Exercise objective:
The complete listing should be restated exactly.
────────────────
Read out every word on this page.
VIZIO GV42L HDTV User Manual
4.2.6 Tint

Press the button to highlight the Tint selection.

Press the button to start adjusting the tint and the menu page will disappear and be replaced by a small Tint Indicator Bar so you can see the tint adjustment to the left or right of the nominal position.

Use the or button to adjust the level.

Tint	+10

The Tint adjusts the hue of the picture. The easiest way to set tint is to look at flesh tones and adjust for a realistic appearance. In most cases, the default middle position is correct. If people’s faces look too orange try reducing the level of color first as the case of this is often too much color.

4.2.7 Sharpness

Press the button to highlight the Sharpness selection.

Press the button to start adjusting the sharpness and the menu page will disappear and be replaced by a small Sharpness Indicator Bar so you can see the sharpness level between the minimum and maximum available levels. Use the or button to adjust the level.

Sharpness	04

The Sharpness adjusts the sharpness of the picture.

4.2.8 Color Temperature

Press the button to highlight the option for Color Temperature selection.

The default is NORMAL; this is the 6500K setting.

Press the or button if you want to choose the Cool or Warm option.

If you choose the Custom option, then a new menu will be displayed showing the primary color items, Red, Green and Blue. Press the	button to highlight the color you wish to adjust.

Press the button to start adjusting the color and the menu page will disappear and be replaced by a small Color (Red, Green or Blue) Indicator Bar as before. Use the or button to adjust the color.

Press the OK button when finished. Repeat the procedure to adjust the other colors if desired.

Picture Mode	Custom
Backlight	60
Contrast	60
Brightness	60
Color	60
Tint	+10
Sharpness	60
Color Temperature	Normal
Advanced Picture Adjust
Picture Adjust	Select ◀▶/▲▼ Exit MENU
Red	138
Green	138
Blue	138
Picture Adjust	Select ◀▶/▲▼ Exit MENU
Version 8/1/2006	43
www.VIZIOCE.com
────────────────
Complete response:
Read out every word on this page.
VIZIO GV42L HDTV User Manual
4.2.6 Tint

Press the button to highlight the Tint selection.

Press the button to start adjusting the tint and the menu page will disappear and be replaced by a small Tint Indicator Bar so you can see the tint adjustment to the left or right of the nominal position.

Use the or button to adjust the level.

Tint	+10

The Tint adjusts the hue of the picture. The easiest way to set tint is to look at flesh tones and adjust for a realistic appearance. In most cases, the default middle position is correct. If people’s faces look too orange try reducing the level of color first as the case of this is often too much color.

4.2.7 Sharpness

Press the button to highlight the Sharpness selection.

Press the button to start adjusting the sharpness and the menu page will disappear and be replaced by a small Sharpness Indicator Bar so you can see the sharpness level between the minimum and maximum available levels. Use the or button to adjust the level.

Sharpness	04

The Sharpness adjusts the sharpness of the picture.

4.2.8 Color Temperature

Press the button to highlight the option for Color Temperature selection.

The default is NORMAL; this is the 6500K setting.

Press the or button if you want to choose the Cool or Warm option.

If you choose the Custom option, then a new menu will be displayed showing the primary color items, Red, Green and Blue. Press the	button to highlight the color you wish to adjust.

Press the button to start adjusting the color and the menu page will disappear and be replaced by a small Color (Red, Green or Blue) Indicator Bar as before. Use the or button to adjust the color.

Press the OK button when finished. Repeat the procedure to adjust the other colors if desired.

Picture Mode	Custom
Backlight	60
Contrast	60
Brightness	60
Color	60
Tint	+10
Sharpness	60
Color Temperature	Normal
Advanced Picture Adjust
Picture Adjust	Select ◀▶/▲▼ Exit MENU
Red	138
Green	138
Blue	138
Picture Adjust	Select ◀▶/▲▼ Exit MENU
Version 8/1/2006	43
www.VIZIOCE.com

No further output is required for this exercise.